### Task material
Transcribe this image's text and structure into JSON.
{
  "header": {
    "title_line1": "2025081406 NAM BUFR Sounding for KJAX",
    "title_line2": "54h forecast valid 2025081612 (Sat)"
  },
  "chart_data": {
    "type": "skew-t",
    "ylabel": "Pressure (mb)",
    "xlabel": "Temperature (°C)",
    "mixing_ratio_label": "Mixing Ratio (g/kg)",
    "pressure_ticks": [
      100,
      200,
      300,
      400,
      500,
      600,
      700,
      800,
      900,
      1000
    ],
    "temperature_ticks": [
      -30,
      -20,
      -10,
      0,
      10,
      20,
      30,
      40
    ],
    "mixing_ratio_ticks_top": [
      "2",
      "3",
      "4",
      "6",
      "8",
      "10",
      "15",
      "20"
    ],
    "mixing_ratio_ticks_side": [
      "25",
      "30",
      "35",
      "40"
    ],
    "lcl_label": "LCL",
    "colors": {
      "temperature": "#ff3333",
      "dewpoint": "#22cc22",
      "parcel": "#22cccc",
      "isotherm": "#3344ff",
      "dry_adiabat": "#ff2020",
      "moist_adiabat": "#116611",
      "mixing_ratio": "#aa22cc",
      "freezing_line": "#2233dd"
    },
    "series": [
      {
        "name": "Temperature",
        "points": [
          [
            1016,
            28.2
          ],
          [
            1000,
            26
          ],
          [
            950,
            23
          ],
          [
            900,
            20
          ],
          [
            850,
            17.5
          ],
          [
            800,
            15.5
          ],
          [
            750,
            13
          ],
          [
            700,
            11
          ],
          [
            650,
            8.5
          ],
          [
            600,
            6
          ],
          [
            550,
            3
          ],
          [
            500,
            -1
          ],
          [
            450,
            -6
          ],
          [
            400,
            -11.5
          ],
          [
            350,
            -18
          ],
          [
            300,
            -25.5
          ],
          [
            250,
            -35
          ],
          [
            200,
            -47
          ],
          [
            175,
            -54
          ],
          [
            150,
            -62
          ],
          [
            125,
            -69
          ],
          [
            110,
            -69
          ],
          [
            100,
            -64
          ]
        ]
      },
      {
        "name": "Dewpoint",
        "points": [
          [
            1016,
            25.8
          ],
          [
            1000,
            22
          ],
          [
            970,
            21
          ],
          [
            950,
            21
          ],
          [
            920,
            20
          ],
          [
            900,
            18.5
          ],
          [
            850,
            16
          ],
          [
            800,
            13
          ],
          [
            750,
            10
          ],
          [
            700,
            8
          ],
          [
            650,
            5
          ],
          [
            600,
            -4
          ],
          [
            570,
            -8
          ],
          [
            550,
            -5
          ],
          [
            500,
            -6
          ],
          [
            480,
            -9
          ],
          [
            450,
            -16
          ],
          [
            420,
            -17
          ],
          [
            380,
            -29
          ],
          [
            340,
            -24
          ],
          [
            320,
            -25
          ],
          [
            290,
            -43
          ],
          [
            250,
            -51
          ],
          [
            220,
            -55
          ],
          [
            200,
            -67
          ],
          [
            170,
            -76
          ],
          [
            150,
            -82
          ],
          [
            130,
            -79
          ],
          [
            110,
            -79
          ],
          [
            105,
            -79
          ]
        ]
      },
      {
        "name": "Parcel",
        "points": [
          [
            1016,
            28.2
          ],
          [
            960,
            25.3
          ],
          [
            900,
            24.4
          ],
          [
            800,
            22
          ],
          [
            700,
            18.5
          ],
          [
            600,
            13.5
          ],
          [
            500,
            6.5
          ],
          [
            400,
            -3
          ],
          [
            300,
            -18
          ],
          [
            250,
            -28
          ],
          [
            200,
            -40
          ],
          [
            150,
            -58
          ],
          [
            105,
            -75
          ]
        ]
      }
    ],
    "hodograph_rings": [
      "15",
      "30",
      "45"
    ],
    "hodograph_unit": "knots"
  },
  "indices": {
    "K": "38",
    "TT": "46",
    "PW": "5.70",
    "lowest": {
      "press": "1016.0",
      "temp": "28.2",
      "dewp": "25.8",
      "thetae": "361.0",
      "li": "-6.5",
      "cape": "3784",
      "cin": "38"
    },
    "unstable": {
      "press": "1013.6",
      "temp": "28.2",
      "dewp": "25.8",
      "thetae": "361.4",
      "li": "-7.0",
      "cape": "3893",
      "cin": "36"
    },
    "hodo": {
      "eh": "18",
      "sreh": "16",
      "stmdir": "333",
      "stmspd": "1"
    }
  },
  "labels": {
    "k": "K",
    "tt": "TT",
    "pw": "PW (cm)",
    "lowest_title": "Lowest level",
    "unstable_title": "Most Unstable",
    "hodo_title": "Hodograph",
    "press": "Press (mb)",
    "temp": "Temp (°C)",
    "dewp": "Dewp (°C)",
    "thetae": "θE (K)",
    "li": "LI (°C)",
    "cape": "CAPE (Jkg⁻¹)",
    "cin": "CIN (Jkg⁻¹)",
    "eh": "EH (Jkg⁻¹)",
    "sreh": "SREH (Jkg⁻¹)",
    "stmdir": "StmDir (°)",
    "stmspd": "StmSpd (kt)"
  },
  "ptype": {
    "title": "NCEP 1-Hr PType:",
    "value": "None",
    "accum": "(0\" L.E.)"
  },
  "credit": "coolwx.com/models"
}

* * *

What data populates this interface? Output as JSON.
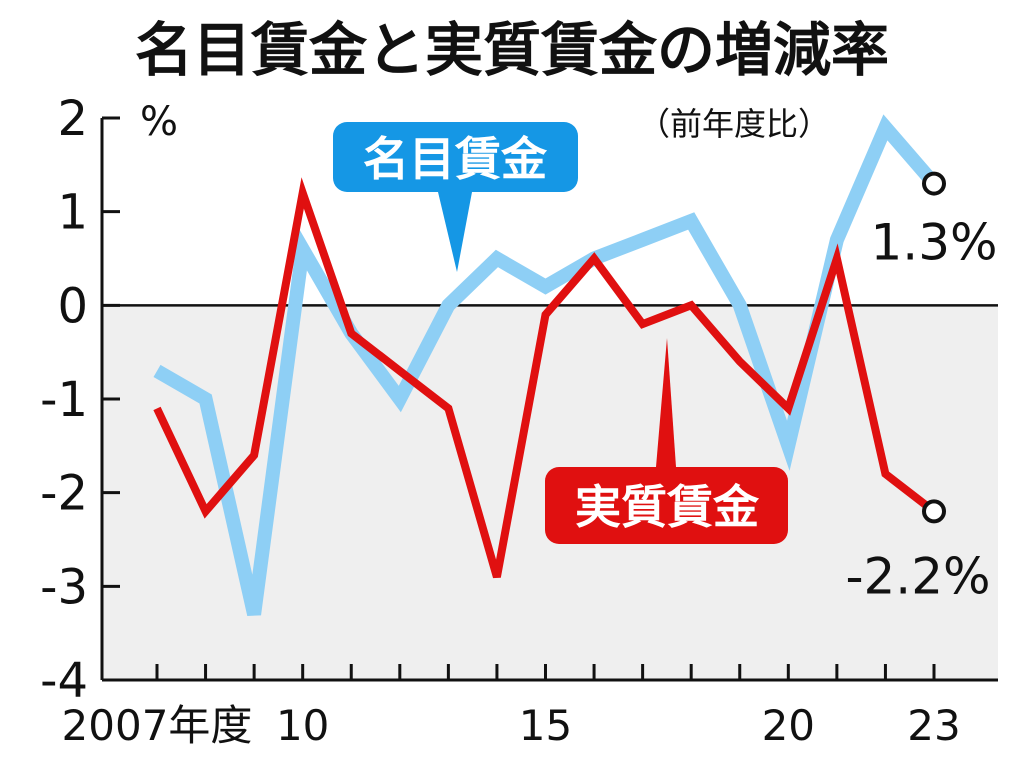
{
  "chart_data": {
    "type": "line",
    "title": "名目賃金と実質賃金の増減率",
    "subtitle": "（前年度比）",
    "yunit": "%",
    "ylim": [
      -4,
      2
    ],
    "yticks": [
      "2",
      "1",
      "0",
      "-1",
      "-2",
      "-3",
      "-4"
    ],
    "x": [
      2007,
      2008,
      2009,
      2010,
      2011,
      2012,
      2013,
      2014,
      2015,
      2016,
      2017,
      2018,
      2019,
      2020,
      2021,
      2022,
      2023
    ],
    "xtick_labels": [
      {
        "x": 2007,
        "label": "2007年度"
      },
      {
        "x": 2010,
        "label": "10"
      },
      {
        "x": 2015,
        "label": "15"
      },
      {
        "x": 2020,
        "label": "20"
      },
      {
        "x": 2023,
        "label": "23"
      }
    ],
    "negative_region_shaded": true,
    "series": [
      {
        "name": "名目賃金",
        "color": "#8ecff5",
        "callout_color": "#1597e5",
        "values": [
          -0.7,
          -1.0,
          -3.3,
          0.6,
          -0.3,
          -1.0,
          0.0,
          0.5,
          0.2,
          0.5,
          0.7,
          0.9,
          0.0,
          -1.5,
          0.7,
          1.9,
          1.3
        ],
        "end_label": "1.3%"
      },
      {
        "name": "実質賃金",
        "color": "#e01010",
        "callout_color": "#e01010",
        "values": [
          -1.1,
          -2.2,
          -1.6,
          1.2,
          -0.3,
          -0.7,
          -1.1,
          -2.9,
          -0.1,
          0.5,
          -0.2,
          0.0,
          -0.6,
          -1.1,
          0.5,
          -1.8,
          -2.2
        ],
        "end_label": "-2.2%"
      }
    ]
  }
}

==

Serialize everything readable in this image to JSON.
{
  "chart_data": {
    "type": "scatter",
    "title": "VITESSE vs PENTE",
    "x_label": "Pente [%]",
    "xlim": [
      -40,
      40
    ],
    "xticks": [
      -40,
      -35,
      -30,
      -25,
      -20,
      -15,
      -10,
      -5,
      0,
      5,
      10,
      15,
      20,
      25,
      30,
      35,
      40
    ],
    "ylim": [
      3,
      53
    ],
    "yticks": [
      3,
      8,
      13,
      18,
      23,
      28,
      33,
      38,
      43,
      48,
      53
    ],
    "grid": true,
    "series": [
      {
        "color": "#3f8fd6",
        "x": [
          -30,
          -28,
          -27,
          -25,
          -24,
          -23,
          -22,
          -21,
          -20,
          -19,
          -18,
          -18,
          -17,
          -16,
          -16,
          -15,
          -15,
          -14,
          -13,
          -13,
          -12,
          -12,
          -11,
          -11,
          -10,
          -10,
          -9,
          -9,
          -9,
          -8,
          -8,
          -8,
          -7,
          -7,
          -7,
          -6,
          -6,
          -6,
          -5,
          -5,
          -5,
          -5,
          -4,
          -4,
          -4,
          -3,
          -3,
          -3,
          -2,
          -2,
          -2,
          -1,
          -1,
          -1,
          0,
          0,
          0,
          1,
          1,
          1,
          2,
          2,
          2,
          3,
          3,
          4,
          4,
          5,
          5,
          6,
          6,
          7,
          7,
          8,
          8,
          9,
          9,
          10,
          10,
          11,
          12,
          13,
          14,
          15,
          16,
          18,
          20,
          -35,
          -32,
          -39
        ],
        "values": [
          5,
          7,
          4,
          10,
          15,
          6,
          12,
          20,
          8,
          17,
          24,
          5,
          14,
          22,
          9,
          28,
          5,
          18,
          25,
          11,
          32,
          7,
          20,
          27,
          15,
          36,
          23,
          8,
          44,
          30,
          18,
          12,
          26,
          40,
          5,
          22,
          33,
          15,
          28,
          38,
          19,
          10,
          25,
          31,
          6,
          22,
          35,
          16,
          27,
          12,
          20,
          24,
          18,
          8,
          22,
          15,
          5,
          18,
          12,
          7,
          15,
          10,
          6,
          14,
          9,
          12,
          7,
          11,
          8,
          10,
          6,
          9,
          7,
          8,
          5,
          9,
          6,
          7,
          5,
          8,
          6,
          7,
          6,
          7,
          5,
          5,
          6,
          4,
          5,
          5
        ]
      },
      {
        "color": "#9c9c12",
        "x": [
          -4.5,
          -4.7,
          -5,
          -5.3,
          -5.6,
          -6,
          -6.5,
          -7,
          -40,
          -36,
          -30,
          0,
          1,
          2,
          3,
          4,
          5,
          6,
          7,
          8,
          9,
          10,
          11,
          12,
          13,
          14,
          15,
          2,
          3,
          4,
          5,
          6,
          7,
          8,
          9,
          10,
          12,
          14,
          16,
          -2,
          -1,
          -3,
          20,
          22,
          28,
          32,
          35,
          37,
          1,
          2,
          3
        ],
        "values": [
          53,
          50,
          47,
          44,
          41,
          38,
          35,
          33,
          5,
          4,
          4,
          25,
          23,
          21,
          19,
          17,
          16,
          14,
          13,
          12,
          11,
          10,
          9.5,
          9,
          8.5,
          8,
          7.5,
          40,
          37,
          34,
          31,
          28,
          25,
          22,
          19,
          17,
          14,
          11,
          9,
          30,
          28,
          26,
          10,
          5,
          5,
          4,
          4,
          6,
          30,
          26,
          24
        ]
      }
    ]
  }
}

### Instructions to follow
Looking at the material above, count the lines containing the string "image" and reply with the count alone.

### The completed task
2